— BEGIN —

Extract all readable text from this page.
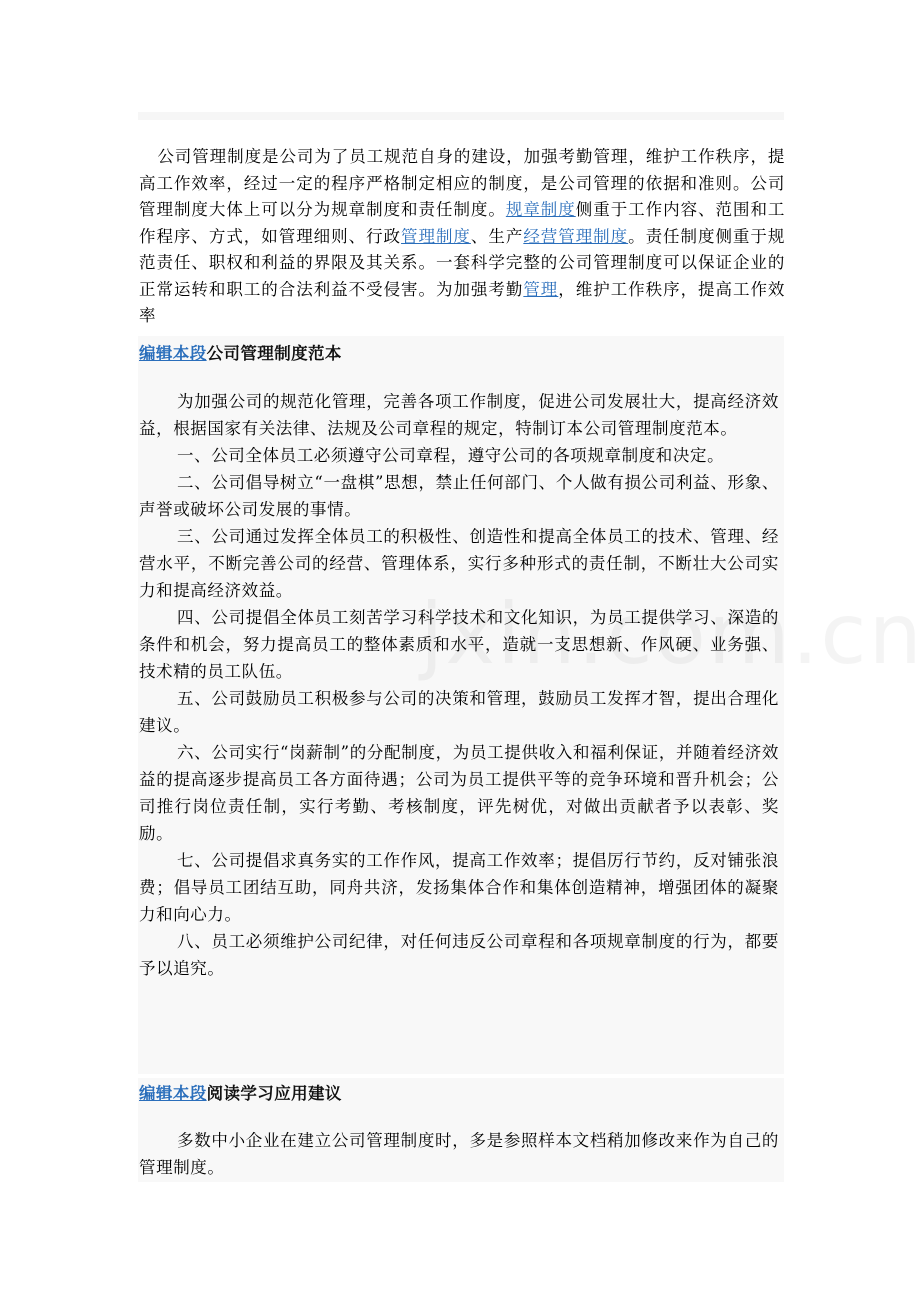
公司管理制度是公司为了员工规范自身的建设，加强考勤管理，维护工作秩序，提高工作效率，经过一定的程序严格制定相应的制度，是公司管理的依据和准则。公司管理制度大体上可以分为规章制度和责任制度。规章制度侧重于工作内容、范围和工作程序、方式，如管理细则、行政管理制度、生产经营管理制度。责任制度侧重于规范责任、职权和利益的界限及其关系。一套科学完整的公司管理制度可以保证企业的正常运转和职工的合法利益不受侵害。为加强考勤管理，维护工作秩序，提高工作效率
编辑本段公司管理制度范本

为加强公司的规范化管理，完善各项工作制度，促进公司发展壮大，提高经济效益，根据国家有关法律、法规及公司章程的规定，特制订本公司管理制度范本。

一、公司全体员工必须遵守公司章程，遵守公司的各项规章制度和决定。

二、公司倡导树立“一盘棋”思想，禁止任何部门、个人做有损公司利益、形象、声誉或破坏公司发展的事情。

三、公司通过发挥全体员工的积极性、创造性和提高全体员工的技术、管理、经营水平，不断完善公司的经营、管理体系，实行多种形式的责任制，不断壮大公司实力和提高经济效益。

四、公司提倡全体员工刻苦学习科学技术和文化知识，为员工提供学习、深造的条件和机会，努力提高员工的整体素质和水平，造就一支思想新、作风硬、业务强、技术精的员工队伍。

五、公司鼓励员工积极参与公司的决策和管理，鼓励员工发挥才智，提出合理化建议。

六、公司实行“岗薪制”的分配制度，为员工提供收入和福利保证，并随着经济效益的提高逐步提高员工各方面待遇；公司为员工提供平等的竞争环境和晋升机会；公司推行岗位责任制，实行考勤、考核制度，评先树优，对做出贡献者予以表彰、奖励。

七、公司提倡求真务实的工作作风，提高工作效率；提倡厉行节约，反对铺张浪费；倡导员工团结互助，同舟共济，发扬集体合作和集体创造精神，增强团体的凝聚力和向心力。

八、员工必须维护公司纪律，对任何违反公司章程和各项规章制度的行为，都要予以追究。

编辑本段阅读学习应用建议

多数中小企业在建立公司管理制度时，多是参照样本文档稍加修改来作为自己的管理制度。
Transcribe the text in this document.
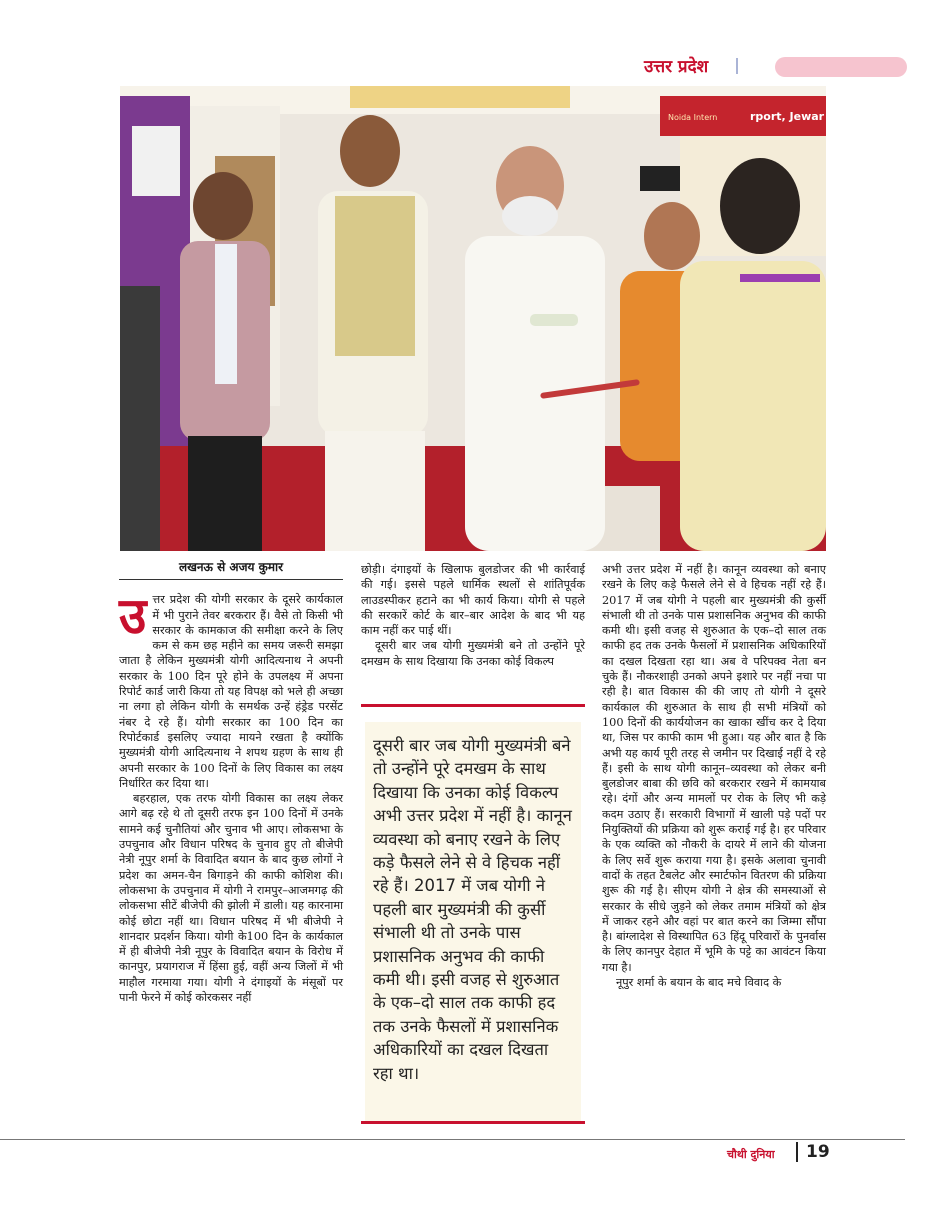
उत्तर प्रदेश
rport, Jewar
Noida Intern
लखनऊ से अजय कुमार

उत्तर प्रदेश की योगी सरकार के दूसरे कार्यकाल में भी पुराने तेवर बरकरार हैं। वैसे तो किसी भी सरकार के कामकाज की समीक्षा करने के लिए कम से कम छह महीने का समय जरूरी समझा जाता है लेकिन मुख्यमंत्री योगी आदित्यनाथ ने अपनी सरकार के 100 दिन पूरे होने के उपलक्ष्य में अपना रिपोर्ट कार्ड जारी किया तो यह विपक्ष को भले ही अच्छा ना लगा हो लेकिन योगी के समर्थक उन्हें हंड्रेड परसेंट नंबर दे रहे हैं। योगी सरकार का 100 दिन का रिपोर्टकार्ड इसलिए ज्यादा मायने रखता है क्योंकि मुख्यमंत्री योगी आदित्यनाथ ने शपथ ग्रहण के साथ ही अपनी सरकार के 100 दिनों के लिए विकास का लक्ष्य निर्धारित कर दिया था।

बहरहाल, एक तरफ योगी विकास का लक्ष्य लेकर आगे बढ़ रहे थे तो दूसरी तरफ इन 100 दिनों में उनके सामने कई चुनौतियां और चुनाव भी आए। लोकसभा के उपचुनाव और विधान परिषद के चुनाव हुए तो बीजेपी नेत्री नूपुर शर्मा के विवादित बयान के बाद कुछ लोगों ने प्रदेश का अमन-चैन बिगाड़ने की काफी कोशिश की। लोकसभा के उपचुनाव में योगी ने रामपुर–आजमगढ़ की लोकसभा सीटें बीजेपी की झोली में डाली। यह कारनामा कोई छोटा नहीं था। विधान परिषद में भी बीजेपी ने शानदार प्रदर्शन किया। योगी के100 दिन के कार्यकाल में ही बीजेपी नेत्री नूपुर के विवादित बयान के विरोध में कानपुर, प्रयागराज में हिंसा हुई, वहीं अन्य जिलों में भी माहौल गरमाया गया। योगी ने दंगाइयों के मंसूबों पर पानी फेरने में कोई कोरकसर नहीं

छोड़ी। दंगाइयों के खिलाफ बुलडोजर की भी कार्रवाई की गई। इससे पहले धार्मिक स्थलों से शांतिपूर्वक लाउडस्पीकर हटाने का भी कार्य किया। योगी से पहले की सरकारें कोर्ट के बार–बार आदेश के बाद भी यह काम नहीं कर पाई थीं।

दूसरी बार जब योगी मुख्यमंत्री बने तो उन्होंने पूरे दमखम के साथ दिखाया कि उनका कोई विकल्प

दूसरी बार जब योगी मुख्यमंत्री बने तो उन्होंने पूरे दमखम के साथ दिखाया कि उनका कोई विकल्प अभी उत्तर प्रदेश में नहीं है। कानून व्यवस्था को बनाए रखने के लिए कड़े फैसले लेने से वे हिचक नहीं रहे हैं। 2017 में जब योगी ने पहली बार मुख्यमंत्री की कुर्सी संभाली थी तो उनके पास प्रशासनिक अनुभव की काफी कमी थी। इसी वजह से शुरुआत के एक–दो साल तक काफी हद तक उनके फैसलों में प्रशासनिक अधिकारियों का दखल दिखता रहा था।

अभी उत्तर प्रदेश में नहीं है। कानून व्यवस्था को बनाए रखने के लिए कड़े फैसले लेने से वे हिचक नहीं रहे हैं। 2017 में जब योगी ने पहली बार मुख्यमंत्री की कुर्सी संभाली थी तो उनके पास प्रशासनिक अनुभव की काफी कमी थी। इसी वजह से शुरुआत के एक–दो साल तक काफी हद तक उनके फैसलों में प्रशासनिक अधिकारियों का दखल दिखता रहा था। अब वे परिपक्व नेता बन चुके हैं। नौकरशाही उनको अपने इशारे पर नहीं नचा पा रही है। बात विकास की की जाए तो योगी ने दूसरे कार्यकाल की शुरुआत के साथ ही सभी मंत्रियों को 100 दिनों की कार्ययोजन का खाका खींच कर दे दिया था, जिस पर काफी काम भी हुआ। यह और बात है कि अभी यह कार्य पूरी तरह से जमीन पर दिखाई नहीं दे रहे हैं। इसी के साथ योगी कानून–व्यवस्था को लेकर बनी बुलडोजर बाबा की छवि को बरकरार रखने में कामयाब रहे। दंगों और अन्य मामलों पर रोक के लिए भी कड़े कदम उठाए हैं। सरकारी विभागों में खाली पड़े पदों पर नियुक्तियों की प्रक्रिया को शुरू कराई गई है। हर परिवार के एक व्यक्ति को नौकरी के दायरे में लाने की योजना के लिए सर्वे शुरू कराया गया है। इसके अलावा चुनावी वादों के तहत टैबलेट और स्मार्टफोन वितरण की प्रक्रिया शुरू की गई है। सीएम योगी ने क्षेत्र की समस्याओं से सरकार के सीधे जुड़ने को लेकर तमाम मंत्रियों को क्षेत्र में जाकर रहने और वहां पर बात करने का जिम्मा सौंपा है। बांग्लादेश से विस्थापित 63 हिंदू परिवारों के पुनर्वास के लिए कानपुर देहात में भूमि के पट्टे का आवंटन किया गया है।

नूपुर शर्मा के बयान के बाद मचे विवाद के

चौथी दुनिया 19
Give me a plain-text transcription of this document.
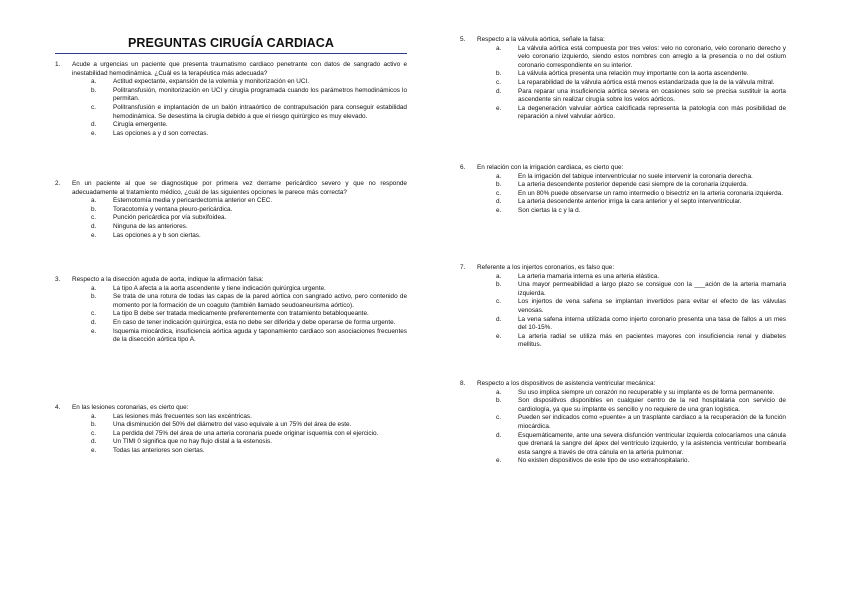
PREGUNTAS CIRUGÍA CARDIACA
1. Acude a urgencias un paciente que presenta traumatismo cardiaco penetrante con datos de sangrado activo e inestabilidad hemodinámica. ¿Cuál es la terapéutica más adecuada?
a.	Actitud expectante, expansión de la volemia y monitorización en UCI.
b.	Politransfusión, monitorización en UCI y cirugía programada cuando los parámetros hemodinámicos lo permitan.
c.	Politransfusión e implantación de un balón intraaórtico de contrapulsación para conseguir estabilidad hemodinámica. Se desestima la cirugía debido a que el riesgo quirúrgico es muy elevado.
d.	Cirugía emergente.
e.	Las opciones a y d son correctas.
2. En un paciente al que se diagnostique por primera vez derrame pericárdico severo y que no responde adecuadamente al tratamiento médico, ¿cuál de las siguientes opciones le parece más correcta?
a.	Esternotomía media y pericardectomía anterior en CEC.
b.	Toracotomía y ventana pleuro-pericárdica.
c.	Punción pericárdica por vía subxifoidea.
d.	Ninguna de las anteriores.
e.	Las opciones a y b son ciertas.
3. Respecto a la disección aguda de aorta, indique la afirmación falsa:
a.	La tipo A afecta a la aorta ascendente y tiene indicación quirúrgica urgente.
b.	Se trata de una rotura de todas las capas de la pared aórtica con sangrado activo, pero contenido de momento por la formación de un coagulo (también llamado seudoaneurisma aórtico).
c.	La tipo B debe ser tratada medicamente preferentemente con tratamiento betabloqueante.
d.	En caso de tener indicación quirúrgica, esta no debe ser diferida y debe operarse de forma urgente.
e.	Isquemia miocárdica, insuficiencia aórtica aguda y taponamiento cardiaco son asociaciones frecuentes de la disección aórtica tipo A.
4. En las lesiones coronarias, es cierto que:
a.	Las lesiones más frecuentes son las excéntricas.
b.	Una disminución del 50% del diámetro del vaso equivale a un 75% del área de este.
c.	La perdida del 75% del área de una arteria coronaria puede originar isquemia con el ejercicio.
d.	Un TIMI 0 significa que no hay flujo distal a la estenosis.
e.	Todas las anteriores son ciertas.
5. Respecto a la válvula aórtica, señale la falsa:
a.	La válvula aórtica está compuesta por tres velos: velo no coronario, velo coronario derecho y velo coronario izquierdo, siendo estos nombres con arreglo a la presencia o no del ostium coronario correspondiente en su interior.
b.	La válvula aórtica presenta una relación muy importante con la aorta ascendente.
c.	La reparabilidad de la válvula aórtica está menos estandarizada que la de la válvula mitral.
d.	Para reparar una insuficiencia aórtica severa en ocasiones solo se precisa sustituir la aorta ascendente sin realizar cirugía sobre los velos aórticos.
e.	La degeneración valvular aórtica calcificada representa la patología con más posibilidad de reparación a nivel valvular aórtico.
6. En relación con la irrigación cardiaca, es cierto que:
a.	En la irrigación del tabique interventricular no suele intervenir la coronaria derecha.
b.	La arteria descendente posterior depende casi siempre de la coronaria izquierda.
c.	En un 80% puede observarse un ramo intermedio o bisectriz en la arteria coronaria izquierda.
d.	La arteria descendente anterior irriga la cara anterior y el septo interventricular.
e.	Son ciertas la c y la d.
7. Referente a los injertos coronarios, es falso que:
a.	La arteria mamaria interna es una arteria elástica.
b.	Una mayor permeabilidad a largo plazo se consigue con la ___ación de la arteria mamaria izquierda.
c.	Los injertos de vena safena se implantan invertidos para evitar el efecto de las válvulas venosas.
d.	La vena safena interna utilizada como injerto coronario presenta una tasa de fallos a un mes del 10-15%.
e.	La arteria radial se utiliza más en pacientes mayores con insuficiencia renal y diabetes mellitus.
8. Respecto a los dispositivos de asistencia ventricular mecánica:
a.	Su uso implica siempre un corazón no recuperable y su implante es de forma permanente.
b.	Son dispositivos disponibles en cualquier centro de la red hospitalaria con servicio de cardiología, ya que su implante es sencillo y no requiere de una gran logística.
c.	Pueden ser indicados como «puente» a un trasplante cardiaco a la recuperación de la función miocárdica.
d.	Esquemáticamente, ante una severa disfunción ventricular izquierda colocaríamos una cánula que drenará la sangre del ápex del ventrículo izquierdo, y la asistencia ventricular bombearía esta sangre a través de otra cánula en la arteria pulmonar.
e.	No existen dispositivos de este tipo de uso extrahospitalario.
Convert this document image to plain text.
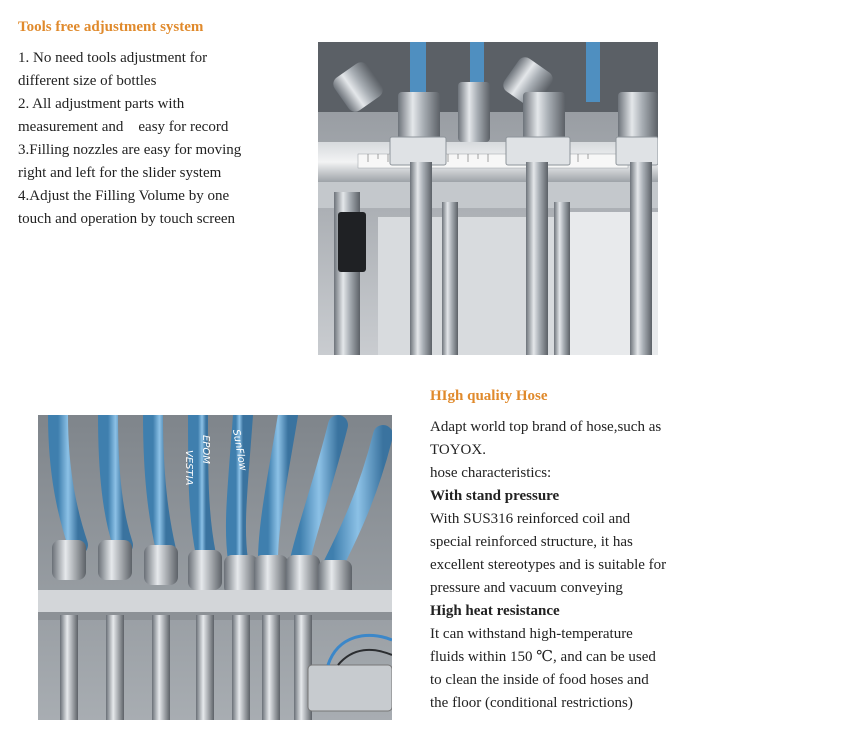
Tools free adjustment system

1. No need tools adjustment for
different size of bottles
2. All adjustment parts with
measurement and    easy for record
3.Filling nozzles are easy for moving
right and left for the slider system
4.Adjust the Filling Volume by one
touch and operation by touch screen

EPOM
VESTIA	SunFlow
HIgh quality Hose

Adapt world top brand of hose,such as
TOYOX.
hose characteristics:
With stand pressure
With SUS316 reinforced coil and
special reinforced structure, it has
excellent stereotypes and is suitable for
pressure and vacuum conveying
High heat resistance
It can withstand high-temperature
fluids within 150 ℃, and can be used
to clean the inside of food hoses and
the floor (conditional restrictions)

— END —

→ **STATED GOAL**:
Read through the lines above and collect those that contain the string "área".

→ **EXERCISE ANSWER**:
b.	Una disminución del 50% del diámetro del vaso equivale a un 75% del área de este.
c.	La perdida del 75% del área de una arteria coronaria puede originar isquemia con el ejercicio.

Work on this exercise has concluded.